__WHAT TO PRODUCE__. Each line that includes the word "Circle" should be copied from the records.

[EXTRACTED ENTRIES — start]

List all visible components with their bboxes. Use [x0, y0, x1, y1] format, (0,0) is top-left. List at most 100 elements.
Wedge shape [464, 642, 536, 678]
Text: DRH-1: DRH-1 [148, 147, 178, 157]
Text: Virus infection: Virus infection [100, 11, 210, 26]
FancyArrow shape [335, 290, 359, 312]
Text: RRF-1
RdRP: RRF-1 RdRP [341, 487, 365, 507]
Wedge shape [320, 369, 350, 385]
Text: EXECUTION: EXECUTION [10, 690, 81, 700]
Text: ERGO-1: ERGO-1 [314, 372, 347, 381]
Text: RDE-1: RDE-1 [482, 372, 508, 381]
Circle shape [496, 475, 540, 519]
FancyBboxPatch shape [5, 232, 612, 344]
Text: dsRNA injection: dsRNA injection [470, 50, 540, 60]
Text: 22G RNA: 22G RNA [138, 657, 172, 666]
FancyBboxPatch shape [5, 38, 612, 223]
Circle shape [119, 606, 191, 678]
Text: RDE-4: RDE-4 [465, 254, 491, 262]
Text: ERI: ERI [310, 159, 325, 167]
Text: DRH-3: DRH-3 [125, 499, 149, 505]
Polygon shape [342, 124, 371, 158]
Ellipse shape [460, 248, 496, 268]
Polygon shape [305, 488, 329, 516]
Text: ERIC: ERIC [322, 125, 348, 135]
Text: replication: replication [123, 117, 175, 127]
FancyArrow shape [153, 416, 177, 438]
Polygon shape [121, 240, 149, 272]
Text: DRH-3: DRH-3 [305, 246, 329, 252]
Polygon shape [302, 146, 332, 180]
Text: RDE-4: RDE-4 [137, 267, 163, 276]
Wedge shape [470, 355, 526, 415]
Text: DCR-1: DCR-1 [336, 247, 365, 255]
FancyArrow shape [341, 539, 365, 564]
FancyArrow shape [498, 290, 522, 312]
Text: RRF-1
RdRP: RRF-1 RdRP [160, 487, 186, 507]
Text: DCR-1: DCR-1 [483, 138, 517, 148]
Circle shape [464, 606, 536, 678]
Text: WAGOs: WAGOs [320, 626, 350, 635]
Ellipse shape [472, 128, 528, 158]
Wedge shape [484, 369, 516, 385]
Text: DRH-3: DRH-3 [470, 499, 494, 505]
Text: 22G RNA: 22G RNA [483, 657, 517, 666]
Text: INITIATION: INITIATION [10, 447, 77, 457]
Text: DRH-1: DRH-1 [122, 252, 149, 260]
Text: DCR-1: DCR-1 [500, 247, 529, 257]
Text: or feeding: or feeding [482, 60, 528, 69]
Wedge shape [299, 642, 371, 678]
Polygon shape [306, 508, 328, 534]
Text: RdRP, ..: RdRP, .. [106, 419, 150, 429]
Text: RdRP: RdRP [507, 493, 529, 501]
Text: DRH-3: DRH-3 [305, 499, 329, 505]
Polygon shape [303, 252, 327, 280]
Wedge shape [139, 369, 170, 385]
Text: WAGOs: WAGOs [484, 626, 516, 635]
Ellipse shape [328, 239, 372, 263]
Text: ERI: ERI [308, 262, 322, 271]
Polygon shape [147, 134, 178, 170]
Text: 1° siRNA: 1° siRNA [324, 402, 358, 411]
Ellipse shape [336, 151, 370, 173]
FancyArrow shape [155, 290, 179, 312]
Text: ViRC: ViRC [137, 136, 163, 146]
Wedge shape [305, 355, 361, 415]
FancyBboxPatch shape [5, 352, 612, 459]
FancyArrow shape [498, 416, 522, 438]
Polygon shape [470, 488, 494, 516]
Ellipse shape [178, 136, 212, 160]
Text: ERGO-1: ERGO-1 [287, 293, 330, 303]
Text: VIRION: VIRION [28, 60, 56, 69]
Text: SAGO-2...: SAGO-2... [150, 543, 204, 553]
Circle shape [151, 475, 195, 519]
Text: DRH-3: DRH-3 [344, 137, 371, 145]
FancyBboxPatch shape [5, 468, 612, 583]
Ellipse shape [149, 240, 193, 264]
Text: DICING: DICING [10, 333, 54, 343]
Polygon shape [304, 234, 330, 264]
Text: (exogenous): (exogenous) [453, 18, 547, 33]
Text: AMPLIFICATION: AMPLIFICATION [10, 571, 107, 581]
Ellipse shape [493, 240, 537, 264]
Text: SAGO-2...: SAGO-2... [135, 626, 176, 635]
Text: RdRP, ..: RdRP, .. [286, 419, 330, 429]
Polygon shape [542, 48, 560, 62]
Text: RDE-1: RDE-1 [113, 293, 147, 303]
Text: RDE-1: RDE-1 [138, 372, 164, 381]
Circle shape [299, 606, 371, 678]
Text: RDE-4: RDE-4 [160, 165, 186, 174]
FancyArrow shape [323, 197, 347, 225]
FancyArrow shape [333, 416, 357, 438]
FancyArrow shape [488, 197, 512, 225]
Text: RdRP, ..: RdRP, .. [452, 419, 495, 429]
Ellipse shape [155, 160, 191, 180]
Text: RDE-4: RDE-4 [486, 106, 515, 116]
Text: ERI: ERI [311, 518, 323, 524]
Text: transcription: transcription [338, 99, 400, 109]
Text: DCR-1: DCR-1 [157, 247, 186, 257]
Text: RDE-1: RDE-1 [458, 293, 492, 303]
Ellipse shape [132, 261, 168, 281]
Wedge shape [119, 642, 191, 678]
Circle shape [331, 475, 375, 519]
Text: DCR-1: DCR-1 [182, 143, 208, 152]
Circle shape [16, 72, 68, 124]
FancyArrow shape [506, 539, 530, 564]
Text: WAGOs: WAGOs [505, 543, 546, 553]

[EXTRACTED ENTRIES — finish]

__RESULT OF THE TASK__.
Circle shape [496, 475, 540, 519]
Circle shape [119, 606, 191, 678]
Circle shape [464, 606, 536, 678]
Circle shape [151, 475, 195, 519]
Circle shape [299, 606, 371, 678]
Circle shape [331, 475, 375, 519]
Circle shape [16, 72, 68, 124]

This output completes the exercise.